• **Given instruction**
Reproduce every line of the listing below word for word, omitting the picture.

• **Information shown**
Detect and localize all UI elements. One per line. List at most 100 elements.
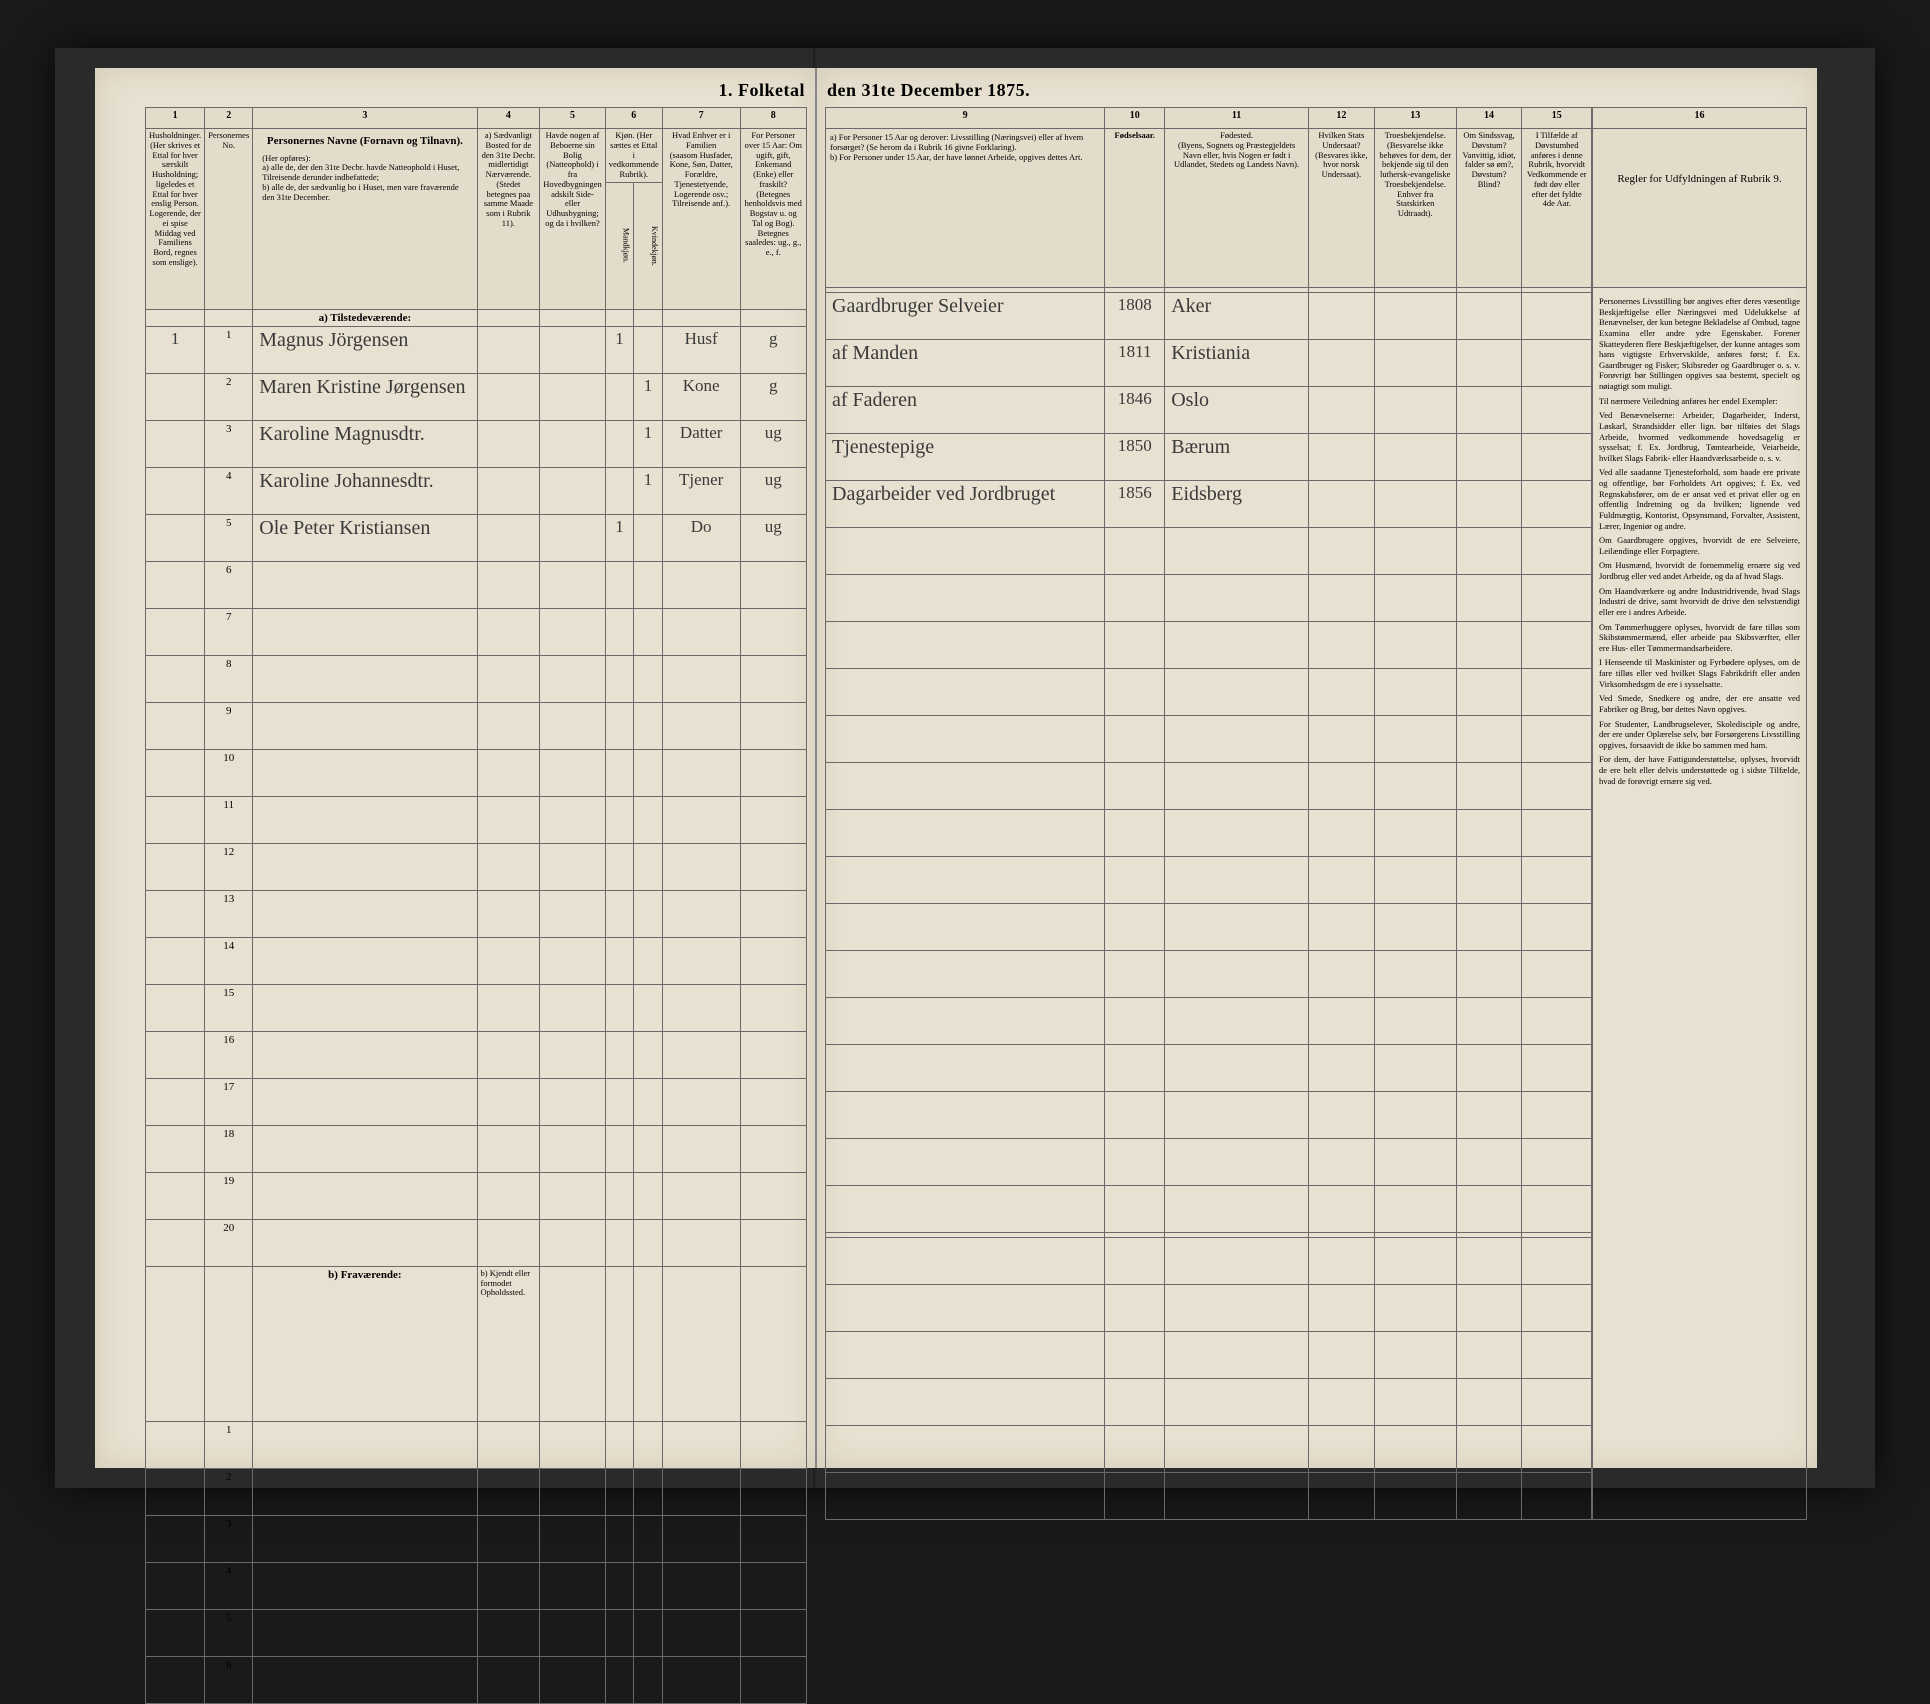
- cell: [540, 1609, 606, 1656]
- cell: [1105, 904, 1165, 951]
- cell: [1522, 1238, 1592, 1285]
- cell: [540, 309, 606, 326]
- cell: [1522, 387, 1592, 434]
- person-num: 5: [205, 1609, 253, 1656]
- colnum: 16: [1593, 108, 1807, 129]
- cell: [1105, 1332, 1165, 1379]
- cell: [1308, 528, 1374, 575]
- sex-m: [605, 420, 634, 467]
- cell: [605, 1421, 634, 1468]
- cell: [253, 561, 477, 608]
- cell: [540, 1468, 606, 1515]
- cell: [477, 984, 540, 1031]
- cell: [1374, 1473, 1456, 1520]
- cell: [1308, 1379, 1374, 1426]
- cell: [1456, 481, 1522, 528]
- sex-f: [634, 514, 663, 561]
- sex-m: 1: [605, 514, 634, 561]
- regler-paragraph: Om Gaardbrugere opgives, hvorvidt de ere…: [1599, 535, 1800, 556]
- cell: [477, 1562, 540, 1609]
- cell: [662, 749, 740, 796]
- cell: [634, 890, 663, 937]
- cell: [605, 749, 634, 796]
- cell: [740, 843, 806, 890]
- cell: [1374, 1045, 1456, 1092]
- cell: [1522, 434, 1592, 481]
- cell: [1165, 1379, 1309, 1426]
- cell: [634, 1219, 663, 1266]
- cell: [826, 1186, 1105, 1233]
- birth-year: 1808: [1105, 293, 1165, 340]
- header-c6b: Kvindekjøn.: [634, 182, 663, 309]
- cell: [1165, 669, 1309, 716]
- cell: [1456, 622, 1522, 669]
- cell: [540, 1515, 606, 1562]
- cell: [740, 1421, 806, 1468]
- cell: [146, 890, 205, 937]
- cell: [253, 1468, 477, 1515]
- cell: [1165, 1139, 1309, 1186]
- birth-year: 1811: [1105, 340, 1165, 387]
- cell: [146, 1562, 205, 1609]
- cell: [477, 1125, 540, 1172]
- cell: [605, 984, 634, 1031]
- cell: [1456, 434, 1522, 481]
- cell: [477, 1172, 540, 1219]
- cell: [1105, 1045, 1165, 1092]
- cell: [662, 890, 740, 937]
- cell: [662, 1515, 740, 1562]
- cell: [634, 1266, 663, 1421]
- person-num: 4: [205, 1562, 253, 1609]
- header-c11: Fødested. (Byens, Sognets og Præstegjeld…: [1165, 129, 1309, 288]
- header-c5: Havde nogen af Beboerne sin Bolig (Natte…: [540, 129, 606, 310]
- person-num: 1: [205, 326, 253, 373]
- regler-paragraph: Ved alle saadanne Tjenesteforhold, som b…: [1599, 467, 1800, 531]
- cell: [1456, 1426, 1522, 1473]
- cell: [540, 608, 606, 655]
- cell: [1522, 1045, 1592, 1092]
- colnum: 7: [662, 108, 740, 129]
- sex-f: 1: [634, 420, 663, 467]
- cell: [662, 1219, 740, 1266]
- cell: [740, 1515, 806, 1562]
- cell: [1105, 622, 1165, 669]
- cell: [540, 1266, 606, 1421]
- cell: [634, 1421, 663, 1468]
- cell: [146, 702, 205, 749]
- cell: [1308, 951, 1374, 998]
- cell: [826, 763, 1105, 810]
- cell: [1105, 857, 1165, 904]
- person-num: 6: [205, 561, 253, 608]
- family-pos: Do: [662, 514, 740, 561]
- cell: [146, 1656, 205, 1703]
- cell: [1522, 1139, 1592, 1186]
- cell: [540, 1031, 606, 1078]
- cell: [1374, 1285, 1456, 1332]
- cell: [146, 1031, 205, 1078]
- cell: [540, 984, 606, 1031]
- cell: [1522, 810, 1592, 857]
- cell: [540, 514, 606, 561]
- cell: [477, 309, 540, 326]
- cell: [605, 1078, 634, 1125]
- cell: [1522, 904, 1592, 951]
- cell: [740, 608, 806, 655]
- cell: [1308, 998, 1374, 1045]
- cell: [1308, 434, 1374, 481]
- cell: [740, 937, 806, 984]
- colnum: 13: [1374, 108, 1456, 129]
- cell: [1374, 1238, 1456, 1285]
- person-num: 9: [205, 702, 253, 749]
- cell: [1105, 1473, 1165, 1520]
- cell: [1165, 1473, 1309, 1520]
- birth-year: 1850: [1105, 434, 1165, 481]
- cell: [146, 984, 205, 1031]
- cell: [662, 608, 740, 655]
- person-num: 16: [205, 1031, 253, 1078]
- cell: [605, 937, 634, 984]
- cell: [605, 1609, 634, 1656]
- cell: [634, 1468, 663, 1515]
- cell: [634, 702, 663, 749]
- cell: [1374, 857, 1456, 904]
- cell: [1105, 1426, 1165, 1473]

• **Solution to this exercise**
Detect and localize all UI elements. One per line. List at most 100 elements.
- cell: [540, 1609, 606, 1656]
- cell: [1105, 904, 1165, 951]
- cell: [1522, 1238, 1592, 1285]
- cell: [540, 309, 606, 326]
- cell: [1522, 387, 1592, 434]
- person-num: 5: [205, 1609, 253, 1656]
- colnum: 16: [1593, 108, 1807, 129]
- cell: [1105, 1332, 1165, 1379]
- cell: [1308, 528, 1374, 575]
- sex-m: [605, 420, 634, 467]
- cell: [605, 1421, 634, 1468]
- cell: [253, 561, 477, 608]
- cell: [540, 1468, 606, 1515]
- cell: [477, 984, 540, 1031]
- cell: [1374, 1473, 1456, 1520]
- cell: [1308, 1379, 1374, 1426]
- cell: [1456, 481, 1522, 528]
- sex-f: [634, 514, 663, 561]
- sex-m: 1: [605, 514, 634, 561]
- regler-paragraph: Om Gaardbrugere opgives, hvorvidt de ere…: [1599, 535, 1800, 556]
- cell: [477, 1562, 540, 1609]
- cell: [662, 749, 740, 796]
- cell: [634, 890, 663, 937]
- cell: [605, 749, 634, 796]
- cell: [740, 843, 806, 890]
- cell: [1374, 1045, 1456, 1092]
- cell: [1522, 434, 1592, 481]
- cell: [1165, 1379, 1309, 1426]
- cell: [634, 1219, 663, 1266]
- cell: [826, 1186, 1105, 1233]
- birth-year: 1808: [1105, 293, 1165, 340]
- header-c6b: Kvindekjøn.: [634, 182, 663, 309]
- cell: [1165, 669, 1309, 716]
- cell: [1456, 622, 1522, 669]
- cell: [540, 1515, 606, 1562]
- cell: [740, 1421, 806, 1468]
- cell: [146, 890, 205, 937]
- cell: [253, 1468, 477, 1515]
- cell: [1165, 1139, 1309, 1186]
- birth-year: 1811: [1105, 340, 1165, 387]
- cell: [146, 1562, 205, 1609]
- cell: [477, 1125, 540, 1172]
- cell: [605, 984, 634, 1031]
- cell: [1456, 434, 1522, 481]
- cell: [477, 1172, 540, 1219]
- cell: [1105, 1045, 1165, 1092]
- cell: [662, 890, 740, 937]
- cell: [662, 1515, 740, 1562]
- cell: [634, 1266, 663, 1421]
- person-num: 4: [205, 1562, 253, 1609]
- header-c11: Fødested. (Byens, Sognets og Præstegjeld…: [1165, 129, 1309, 288]
- header-c5: Havde nogen af Beboerne sin Bolig (Natte…: [540, 129, 606, 310]
- person-num: 1: [205, 326, 253, 373]
- regler-paragraph: Ved alle saadanne Tjenesteforhold, som b…: [1599, 467, 1800, 531]
- cell: [1456, 1426, 1522, 1473]
- cell: [540, 608, 606, 655]
- cell: [1522, 1045, 1592, 1092]
- colnum: 7: [662, 108, 740, 129]
- sex-f: 1: [634, 420, 663, 467]
- cell: [662, 1219, 740, 1266]
- cell: [740, 1515, 806, 1562]
- cell: [1105, 622, 1165, 669]
- cell: [540, 1266, 606, 1421]
- cell: [634, 1421, 663, 1468]
- cell: [146, 702, 205, 749]
- cell: [1308, 951, 1374, 998]
- cell: [826, 763, 1105, 810]
- cell: [1105, 857, 1165, 904]
- person-num: 6: [205, 561, 253, 608]
- family-pos: Do: [662, 514, 740, 561]
- cell: [146, 1656, 205, 1703]
- cell: [1522, 1139, 1592, 1186]
- cell: [540, 1031, 606, 1078]
- cell: [1374, 1285, 1456, 1332]
- cell: [146, 1031, 205, 1078]
- cell: [540, 984, 606, 1031]
- cell: [1522, 810, 1592, 857]
- cell: [540, 514, 606, 561]
- cell: [477, 309, 540, 326]
- cell: [605, 1078, 634, 1125]
- cell: [1522, 904, 1592, 951]
- cell: [740, 608, 806, 655]
- cell: [1308, 998, 1374, 1045]
- cell: [1308, 434, 1374, 481]
- cell: [740, 937, 806, 984]
- colnum: 13: [1374, 108, 1456, 129]
- cell: [1374, 1238, 1456, 1285]
- person-num: 9: [205, 702, 253, 749]
- cell: [1105, 1473, 1165, 1520]
- cell: [1165, 1473, 1309, 1520]
- birth-year: 1850: [1105, 434, 1165, 481]
- cell: [146, 984, 205, 1031]
- cell: [662, 608, 740, 655]
- person-num: 16: [205, 1031, 253, 1078]
- cell: [605, 937, 634, 984]
- cell: [605, 1609, 634, 1656]
- cell: [634, 1468, 663, 1515]
- cell: [634, 702, 663, 749]
- cell: [1374, 857, 1456, 904]
- cell: [1105, 1426, 1165, 1473]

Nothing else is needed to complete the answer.